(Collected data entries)
§ §
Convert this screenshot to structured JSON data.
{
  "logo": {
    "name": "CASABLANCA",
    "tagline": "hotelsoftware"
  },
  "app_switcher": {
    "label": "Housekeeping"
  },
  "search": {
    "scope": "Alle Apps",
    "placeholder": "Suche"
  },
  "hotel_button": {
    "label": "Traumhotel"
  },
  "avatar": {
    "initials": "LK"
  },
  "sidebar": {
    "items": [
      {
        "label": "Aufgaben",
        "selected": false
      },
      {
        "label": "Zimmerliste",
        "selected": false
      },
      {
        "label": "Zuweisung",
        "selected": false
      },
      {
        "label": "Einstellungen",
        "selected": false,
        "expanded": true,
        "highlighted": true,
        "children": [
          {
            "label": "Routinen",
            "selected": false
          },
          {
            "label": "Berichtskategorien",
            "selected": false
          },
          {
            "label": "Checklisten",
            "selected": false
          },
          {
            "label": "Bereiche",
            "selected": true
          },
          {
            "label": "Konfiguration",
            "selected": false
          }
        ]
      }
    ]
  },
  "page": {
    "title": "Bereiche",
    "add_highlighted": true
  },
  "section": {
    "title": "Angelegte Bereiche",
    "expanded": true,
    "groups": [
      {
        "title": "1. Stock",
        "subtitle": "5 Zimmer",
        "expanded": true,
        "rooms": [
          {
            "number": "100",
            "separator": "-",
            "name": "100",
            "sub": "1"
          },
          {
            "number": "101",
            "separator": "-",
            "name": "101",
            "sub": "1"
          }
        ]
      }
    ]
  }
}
§ §
REQUIREMENTS. Repeat the records exactly, including every line.

RESPONSE TO THE TASK.
Convert this screenshot to structured JSON data.
{
  "logo": {
    "name": "CASABLANCA",
    "tagline": "hotelsoftware"
  },
  "app_switcher": {
    "label": "Housekeeping"
  },
  "search": {
    "scope": "Alle Apps",
    "placeholder": "Suche"
  },
  "hotel_button": {
    "label": "Traumhotel"
  },
  "avatar": {
    "initials": "LK"
  },
  "sidebar": {
    "items": [
      {
        "label": "Aufgaben",
        "selected": false
      },
      {
        "label": "Zimmerliste",
        "selected": false
      },
      {
        "label": "Zuweisung",
        "selected": false
      },
      {
        "label": "Einstellungen",
        "selected": false,
        "expanded": true,
        "highlighted": true,
        "children": [
          {
            "label": "Routinen",
            "selected": false
          },
          {
            "label": "Berichtskategorien",
            "selected": false
          },
          {
            "label": "Checklisten",
            "selected": false
          },
          {
            "label": "Bereiche",
            "selected": true
          },
          {
            "label": "Konfiguration",
            "selected": false
          }
        ]
      }
    ]
  },
  "page": {
    "title": "Bereiche",
    "add_highlighted": true
  },
  "section": {
    "title": "Angelegte Bereiche",
    "expanded": true,
    "groups": [
      {
        "title": "1. Stock",
        "subtitle": "5 Zimmer",
        "expanded": true,
        "rooms": [
          {
            "number": "100",
            "separator": "-",
            "name": "100",
            "sub": "1"
          },
          {
            "number": "101",
            "separator": "-",
            "name": "101",
            "sub": "1"
          }
        ]
      }
    ]
  }
}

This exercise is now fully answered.